Extracted data entries:
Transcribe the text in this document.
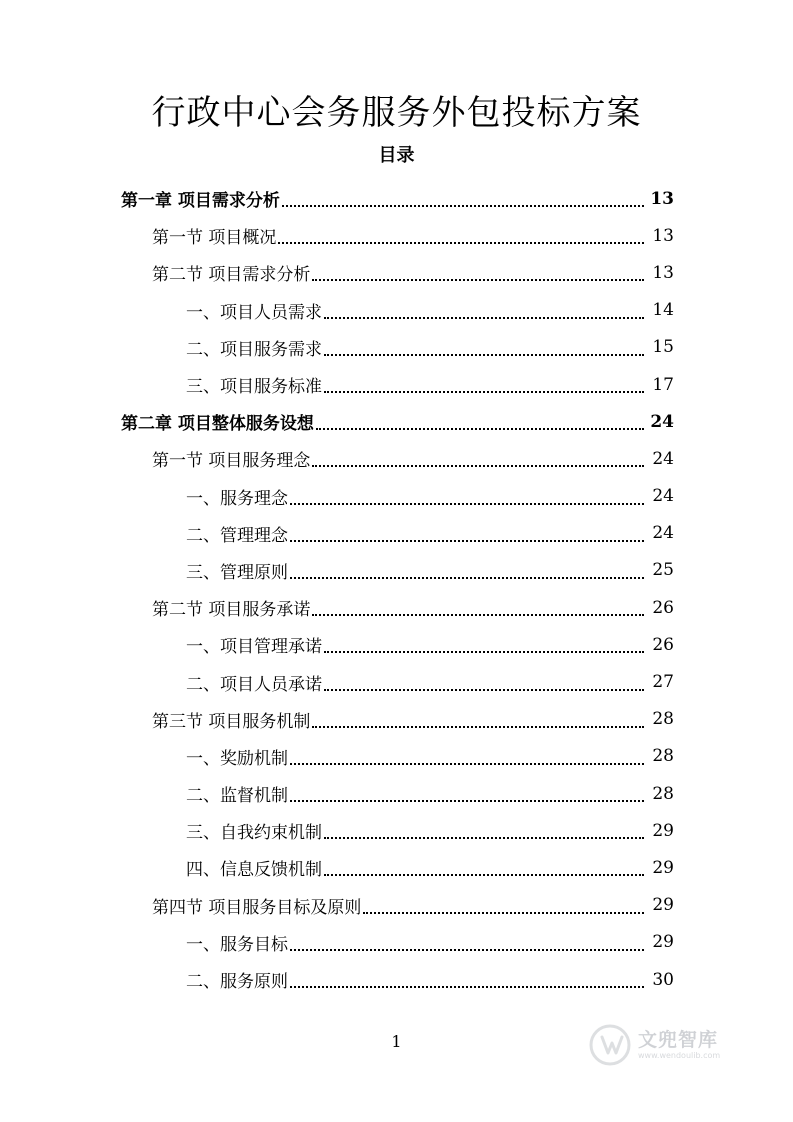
行政中心会务服务外包投标方案
目录
第一章 项目需求分析	13
第一节 项目概况	13
第二节 项目需求分析	13
一、项目人员需求	14
二、项目服务需求	15
三、项目服务标准	17
第二章 项目整体服务设想	24
第一节 项目服务理念	24
一、服务理念	24
二、管理理念	24
三、管理原则	25
第二节 项目服务承诺	26
一、项目管理承诺	26
二、项目人员承诺	27
第三节 项目服务机制	28
一、奖励机制	28
二、监督机制	28
三、自我约束机制	29
四、信息反馈机制	29
第四节 项目服务目标及原则	29
一、服务目标	29
二、服务原则	30
1	文兜智库
www.wendoulib.com
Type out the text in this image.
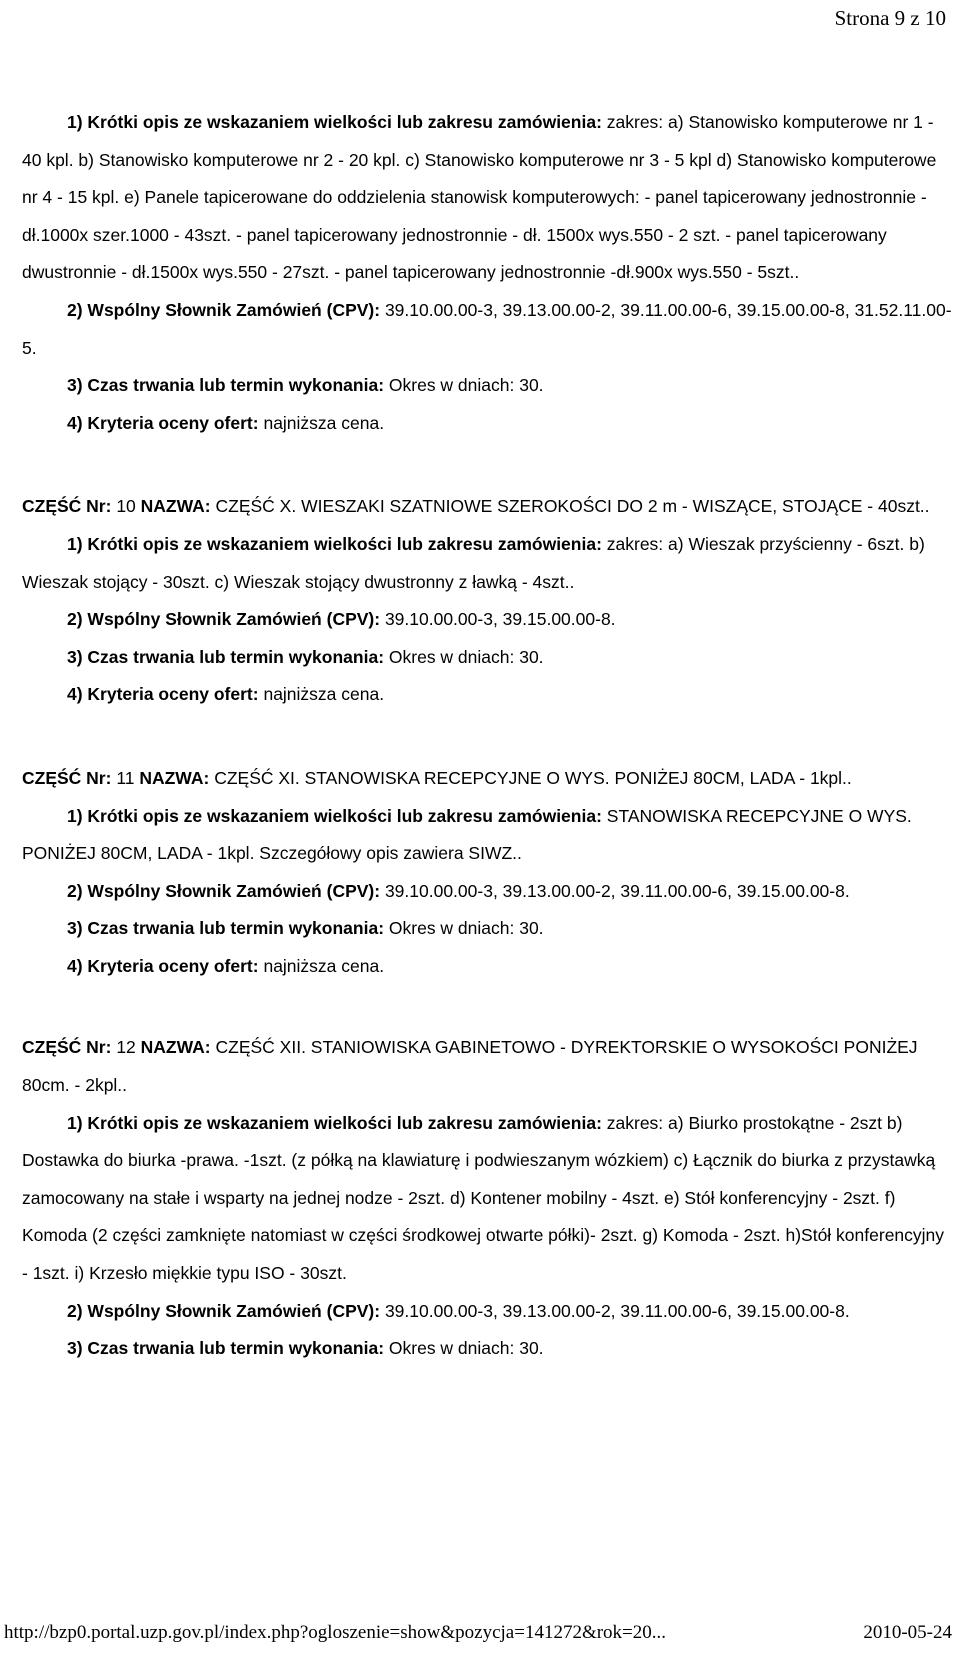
Strona 9 z 10

1) Krótki opis ze wskazaniem wielkości lub zakresu zamówienia: zakres: a) Stanowisko komputerowe nr 1 - 40 kpl. b) Stanowisko komputerowe nr 2 - 20 kpl. c) Stanowisko komputerowe nr 3 - 5 kpl d) Stanowisko komputerowe nr 4 - 15 kpl. e) Panele tapicerowane do oddzielenia stanowisk komputerowych: - panel tapicerowany jednostronnie - dł.1000x szer.1000 - 43szt. - panel tapicerowany jednostronnie - dł. 1500x wys.550 - 2 szt. - panel tapicerowany dwustronnie - dł.1500x wys.550 - 27szt. - panel tapicerowany jednostronnie -dł.900x wys.550 - 5szt..

2) Wspólny Słownik Zamówień (CPV): 39.10.00.00-3, 39.13.00.00-2, 39.11.00.00-6, 39.15.00.00-8, 31.52.11.00-5.

3) Czas trwania lub termin wykonania: Okres w dniach: 30.

4) Kryteria oceny ofert: najniższa cena.

CZĘŚĆ Nr: 10 NAZWA: CZĘŚĆ X. WIESZAKI SZATNIOWE SZEROKOŚCI DO 2 m - WISZĄCE, STOJĄCE - 40szt..

1) Krótki opis ze wskazaniem wielkości lub zakresu zamówienia: zakres: a) Wieszak przyścienny - 6szt. b) Wieszak stojący - 30szt. c) Wieszak stojący dwustronny z ławką - 4szt..

2) Wspólny Słownik Zamówień (CPV): 39.10.00.00-3, 39.15.00.00-8.

3) Czas trwania lub termin wykonania: Okres w dniach: 30.

4) Kryteria oceny ofert: najniższa cena.

CZĘŚĆ Nr: 11 NAZWA: CZĘŚĆ XI. STANOWISKA RECEPCYJNE O WYS. PONIŻEJ 80CM, LADA - 1kpl..

1) Krótki opis ze wskazaniem wielkości lub zakresu zamówienia: STANOWISKA RECEPCYJNE O WYS. PONIŻEJ 80CM, LADA - 1kpl. Szczegółowy opis zawiera SIWZ..

2) Wspólny Słownik Zamówień (CPV): 39.10.00.00-3, 39.13.00.00-2, 39.11.00.00-6, 39.15.00.00-8.

3) Czas trwania lub termin wykonania: Okres w dniach: 30.

4) Kryteria oceny ofert: najniższa cena.

CZĘŚĆ Nr: 12 NAZWA: CZĘŚĆ XII. STANIOWISKA GABINETOWO - DYREKTORSKIE O WYSOKOŚCI PONIŻEJ 80cm. - 2kpl..

1) Krótki opis ze wskazaniem wielkości lub zakresu zamówienia: zakres: a) Biurko prostokątne - 2szt b) Dostawka do biurka -prawa. -1szt. (z półką na klawiaturę i podwieszanym wózkiem) c) Łącznik do biurka z przystawką zamocowany na stałe i wsparty na jednej nodze - 2szt. d) Kontener mobilny - 4szt. e) Stół konferencyjny - 2szt. f) Komoda (2 części zamknięte natomiast w części środkowej otwarte półki)- 2szt. g) Komoda - 2szt. h)Stół konferencyjny - 1szt. i) Krzesło miękkie typu ISO - 30szt.

2) Wspólny Słownik Zamówień (CPV): 39.10.00.00-3, 39.13.00.00-2, 39.11.00.00-6, 39.15.00.00-8.

3) Czas trwania lub termin wykonania: Okres w dniach: 30.

http://bzp0.portal.uzp.gov.pl/index.php?ogloszenie=show&pozycja=141272&rok=20...	2010-05-24
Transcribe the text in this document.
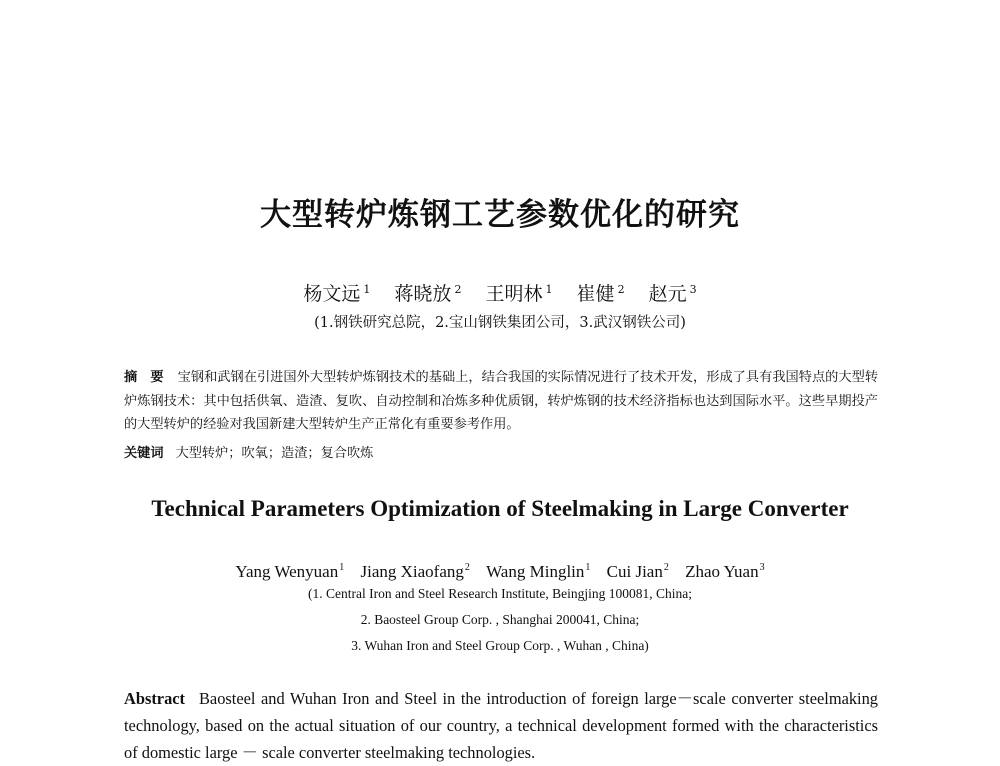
大型转炉炼钢工艺参数优化的研究
杨文远 $^1$ 蒋晓放 $^2$ 王明林 $^1$ 崔健 $^2$ 赵元 $^3$
(1.钢铁研究总院，2.宝山钢铁集团公司，3.武汉钢铁公司)
摘　要 宝钢和武钢在引进国外大型转炉炼钢技术的基础上，结合我国的实际情况进行了技术开发，形成了具有我国特点的大型转炉炼钢技术：其中包括供氧、造渣、复吹、自动控制和冶炼多种优质钢，转炉炼钢的技术经济指标也达到国际水平。这些早期投产的大型转炉的经验对我国新建大型转炉生产正常化有重要参考作用。
关键词 大型转炉；吹氧；造渣；复合吹炼
Technical Parameters Optimization of Steelmaking in Large Converter
Yang Wenyuan$^1$ Jiang Xiaofang$^2$ Wang Minglin$^1$ Cui Jian$^2$ Zhao Yuan$^3$
(1. Central Iron and Steel Research Institute, Beingjing 100081, China;
2. Baosteel Group Corp. , Shanghai 200041, China;
3. Wuhan Iron and Steel Group Corp. , Wuhan , China)
Abstract Baosteel and Wuhan Iron and Steel in the introduction of foreign large－scale converter steelmaking technology, based on the actual situation of our country, a technical development formed with the characteristics of domestic large － scale converter steelmaking technologies.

Exercise aim
Keep only those lines of the records that hold "Baosteel", and return them.

Answer to the problem
2. Baosteel Group Corp. , Shanghai 200041, China;
Abstract Baosteel and Wuhan Iron and Steel in the introduction of foreign large－scale converter steelmaking technology, based on the actual situation of our country, a technical development formed with the characteristics of domestic large － scale converter steelmaking technologies.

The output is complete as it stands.